Requirement —
In the entries, take the stretch from the line containing "legend-label-goodwill: 商誉 <box>341" through the line containing "legend-label-cash: 货币资金 <box>165" and switch "area-series" to "area-layer". Give those lines again with everything else unchanged.

--- BEGIN Data section ---

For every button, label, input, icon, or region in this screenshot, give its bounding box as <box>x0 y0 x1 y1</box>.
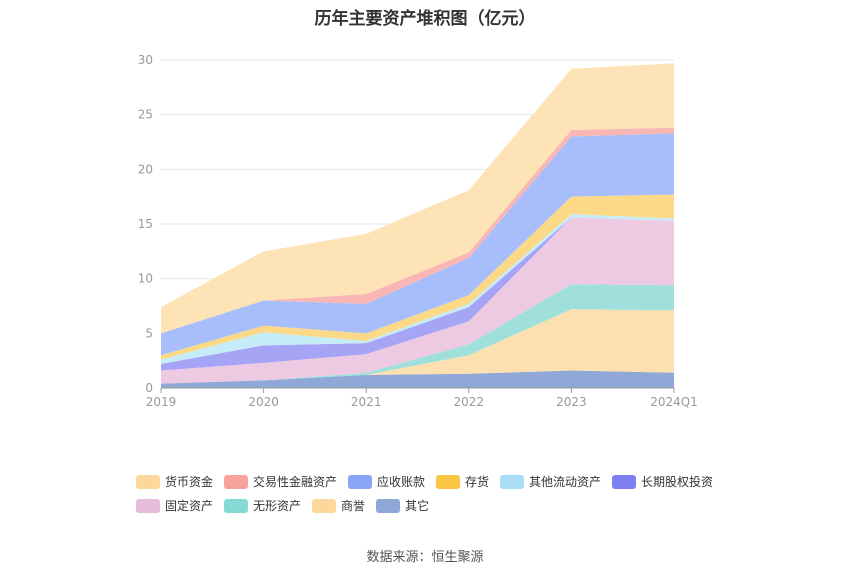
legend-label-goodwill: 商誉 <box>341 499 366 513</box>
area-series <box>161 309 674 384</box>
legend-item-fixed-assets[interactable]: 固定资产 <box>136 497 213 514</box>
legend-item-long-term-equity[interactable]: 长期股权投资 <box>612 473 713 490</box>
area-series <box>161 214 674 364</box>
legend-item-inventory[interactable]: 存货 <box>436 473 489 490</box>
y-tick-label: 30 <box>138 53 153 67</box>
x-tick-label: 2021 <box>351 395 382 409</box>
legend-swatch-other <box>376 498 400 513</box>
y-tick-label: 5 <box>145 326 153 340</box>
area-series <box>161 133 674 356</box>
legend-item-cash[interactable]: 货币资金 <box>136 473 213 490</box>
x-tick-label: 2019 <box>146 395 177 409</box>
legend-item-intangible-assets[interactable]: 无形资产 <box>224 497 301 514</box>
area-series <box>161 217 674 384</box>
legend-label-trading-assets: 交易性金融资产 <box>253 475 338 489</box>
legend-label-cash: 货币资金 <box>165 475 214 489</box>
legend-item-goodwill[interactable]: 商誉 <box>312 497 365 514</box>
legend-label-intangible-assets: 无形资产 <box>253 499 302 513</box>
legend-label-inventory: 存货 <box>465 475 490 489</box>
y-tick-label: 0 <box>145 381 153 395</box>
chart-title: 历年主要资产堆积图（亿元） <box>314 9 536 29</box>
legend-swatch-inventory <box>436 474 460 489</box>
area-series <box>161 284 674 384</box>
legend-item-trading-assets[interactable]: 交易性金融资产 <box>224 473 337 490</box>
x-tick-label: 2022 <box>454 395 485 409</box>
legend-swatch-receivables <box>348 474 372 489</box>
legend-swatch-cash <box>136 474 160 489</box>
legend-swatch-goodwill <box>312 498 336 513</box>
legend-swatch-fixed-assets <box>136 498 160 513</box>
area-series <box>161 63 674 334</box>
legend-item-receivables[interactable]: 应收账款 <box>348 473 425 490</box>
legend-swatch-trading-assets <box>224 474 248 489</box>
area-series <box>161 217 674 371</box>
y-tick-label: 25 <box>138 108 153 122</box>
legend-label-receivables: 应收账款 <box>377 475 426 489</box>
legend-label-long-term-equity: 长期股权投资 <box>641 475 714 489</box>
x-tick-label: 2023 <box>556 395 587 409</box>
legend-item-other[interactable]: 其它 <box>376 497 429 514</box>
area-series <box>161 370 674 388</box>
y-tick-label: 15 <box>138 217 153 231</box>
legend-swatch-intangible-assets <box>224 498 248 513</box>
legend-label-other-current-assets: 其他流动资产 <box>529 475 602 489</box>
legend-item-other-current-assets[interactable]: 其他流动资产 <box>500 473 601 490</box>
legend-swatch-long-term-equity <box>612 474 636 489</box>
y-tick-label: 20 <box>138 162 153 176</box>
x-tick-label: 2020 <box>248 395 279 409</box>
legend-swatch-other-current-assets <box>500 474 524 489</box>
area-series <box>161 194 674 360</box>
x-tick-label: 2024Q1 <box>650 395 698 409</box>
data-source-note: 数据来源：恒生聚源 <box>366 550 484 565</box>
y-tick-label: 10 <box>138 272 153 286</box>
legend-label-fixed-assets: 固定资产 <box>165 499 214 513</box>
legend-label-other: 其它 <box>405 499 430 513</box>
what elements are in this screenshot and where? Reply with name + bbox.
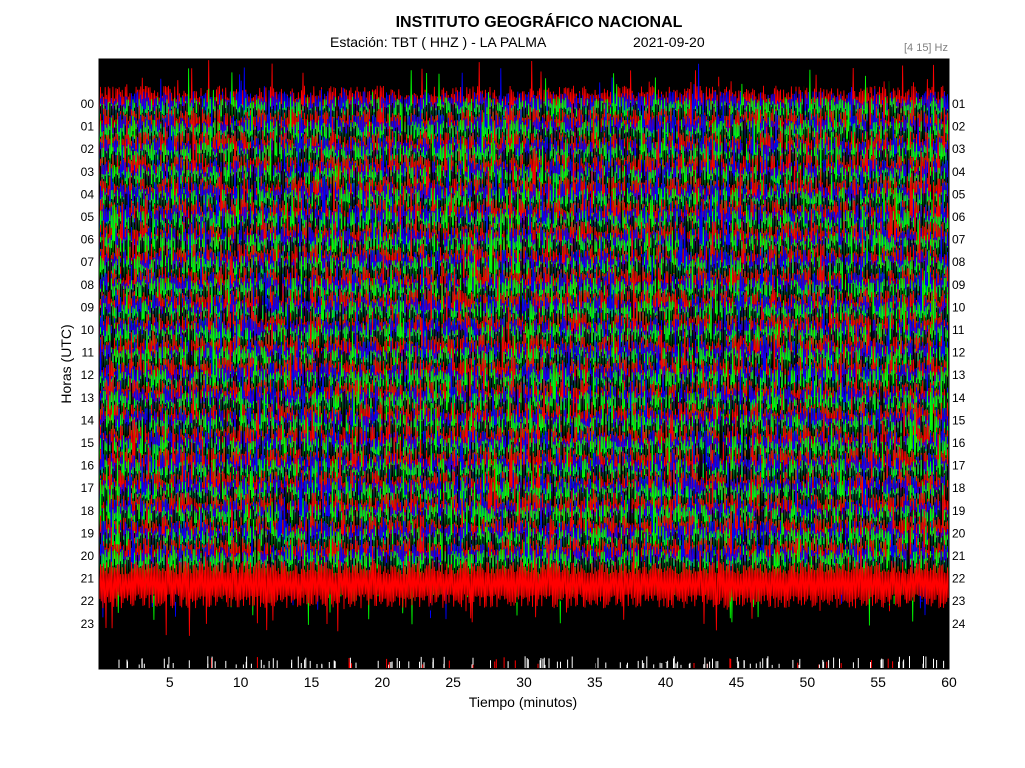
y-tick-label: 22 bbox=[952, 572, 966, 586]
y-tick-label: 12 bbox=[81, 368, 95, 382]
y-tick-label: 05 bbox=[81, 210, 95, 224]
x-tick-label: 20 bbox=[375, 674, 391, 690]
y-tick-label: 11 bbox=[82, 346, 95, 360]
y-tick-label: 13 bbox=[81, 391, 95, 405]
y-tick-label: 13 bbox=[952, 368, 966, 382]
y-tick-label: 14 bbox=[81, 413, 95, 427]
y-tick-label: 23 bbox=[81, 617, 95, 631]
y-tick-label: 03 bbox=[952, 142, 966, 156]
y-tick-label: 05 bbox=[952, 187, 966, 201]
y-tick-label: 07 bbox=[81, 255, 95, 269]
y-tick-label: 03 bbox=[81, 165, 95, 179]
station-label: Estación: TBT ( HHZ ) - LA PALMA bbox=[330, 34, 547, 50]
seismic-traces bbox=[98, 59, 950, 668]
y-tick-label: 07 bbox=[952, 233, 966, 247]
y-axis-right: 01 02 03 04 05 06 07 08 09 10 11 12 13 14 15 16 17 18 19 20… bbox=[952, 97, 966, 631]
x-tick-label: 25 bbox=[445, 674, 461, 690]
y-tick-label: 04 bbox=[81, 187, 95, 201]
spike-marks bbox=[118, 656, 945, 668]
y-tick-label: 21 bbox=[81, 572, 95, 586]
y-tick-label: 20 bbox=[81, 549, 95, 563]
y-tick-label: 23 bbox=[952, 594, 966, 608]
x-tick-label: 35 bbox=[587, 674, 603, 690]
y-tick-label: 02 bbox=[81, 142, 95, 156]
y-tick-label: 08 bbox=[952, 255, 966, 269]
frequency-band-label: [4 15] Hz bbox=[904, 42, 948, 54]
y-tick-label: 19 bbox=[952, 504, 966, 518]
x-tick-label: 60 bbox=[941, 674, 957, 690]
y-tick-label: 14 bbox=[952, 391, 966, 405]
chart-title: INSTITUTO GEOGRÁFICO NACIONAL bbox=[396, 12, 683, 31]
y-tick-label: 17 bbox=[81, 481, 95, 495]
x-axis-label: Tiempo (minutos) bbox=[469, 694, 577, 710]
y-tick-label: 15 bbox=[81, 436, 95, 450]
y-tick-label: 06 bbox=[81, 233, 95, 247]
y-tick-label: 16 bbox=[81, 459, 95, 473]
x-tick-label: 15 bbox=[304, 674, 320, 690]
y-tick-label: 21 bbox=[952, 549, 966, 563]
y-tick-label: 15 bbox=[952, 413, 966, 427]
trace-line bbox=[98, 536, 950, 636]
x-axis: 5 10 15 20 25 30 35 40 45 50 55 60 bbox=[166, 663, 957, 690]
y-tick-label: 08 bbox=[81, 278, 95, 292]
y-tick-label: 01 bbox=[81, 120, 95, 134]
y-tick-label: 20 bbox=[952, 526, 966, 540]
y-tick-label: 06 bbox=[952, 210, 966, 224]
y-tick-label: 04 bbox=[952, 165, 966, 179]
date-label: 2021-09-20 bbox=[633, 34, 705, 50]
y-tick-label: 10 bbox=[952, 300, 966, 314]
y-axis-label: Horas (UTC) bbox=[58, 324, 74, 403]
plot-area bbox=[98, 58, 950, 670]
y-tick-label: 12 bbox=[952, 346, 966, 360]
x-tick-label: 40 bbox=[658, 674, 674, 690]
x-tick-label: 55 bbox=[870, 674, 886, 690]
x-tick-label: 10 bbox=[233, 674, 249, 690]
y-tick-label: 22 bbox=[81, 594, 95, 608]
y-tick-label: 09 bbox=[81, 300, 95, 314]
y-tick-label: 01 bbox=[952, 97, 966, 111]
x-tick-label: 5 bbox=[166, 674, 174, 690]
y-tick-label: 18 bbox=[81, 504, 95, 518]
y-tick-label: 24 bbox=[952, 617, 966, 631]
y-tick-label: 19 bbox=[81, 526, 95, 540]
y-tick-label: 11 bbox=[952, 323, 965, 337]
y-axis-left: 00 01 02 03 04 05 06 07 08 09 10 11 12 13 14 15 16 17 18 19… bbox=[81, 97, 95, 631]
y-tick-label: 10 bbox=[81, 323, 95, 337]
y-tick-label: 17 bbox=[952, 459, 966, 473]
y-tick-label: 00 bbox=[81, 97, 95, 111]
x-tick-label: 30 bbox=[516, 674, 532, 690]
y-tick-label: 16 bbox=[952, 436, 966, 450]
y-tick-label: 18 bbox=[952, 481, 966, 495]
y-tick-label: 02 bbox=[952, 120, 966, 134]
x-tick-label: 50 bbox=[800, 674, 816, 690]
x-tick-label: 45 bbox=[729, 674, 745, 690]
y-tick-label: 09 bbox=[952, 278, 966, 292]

--- END Data section ---
--- BEGIN Data section ---

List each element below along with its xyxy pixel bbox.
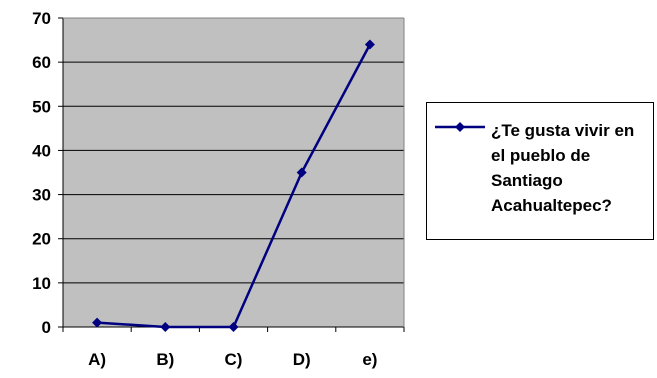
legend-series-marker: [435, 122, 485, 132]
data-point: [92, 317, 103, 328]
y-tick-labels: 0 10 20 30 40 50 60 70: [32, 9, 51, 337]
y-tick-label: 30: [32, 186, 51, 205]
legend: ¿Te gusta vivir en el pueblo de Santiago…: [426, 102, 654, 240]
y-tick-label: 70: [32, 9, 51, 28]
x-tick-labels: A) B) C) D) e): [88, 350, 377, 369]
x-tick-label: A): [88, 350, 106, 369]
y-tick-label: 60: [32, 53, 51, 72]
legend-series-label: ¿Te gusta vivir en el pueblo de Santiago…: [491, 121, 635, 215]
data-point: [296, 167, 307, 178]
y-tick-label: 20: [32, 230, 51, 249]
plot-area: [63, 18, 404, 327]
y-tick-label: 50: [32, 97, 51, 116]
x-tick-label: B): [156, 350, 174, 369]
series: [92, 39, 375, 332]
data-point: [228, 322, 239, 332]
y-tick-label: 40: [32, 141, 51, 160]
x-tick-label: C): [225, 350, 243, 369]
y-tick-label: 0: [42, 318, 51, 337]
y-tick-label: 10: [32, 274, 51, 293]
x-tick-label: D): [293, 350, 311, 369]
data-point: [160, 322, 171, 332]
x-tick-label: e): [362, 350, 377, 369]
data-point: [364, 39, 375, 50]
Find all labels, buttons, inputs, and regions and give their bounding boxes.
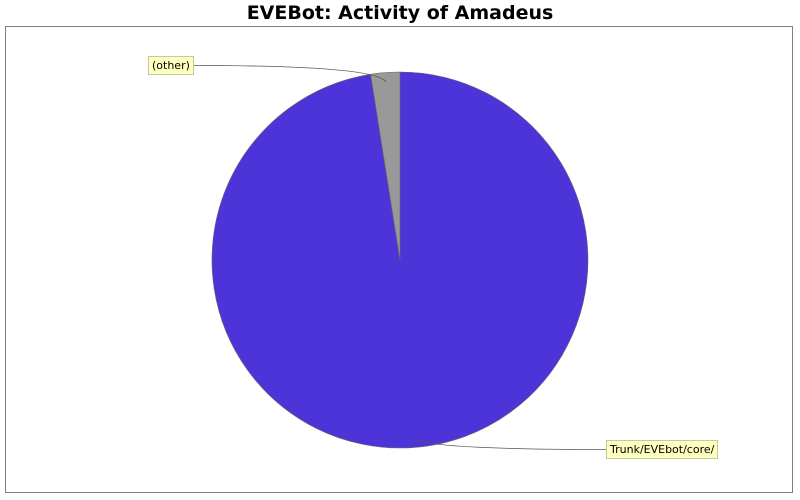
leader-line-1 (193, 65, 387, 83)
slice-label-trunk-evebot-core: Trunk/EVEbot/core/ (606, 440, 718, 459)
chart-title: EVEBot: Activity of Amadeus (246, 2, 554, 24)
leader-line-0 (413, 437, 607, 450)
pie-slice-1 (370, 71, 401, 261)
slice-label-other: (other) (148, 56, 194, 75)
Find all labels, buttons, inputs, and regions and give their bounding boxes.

--- END Data section ---

Solution to the exercise —
legend-label-goodwill: 商誉 <box>341 499 366 513</box>
area-layer <box>161 309 674 384</box>
legend-item-fixed-assets[interactable]: 固定资产 <box>136 497 213 514</box>
legend-item-long-term-equity[interactable]: 长期股权投资 <box>612 473 713 490</box>
area-layer <box>161 214 674 364</box>
legend-item-inventory[interactable]: 存货 <box>436 473 489 490</box>
y-tick-label: 30 <box>138 53 153 67</box>
x-tick-label: 2021 <box>351 395 382 409</box>
legend-swatch-other <box>376 498 400 513</box>
y-tick-label: 5 <box>145 326 153 340</box>
area-layer <box>161 133 674 356</box>
legend-item-cash[interactable]: 货币资金 <box>136 473 213 490</box>
x-tick-label: 2019 <box>146 395 177 409</box>
legend-item-intangible-assets[interactable]: 无形资产 <box>224 497 301 514</box>
area-layer <box>161 217 674 384</box>
legend-label-trading-assets: 交易性金融资产 <box>253 475 338 489</box>
legend-label-cash: 货币资金 <box>165 475 214 489</box>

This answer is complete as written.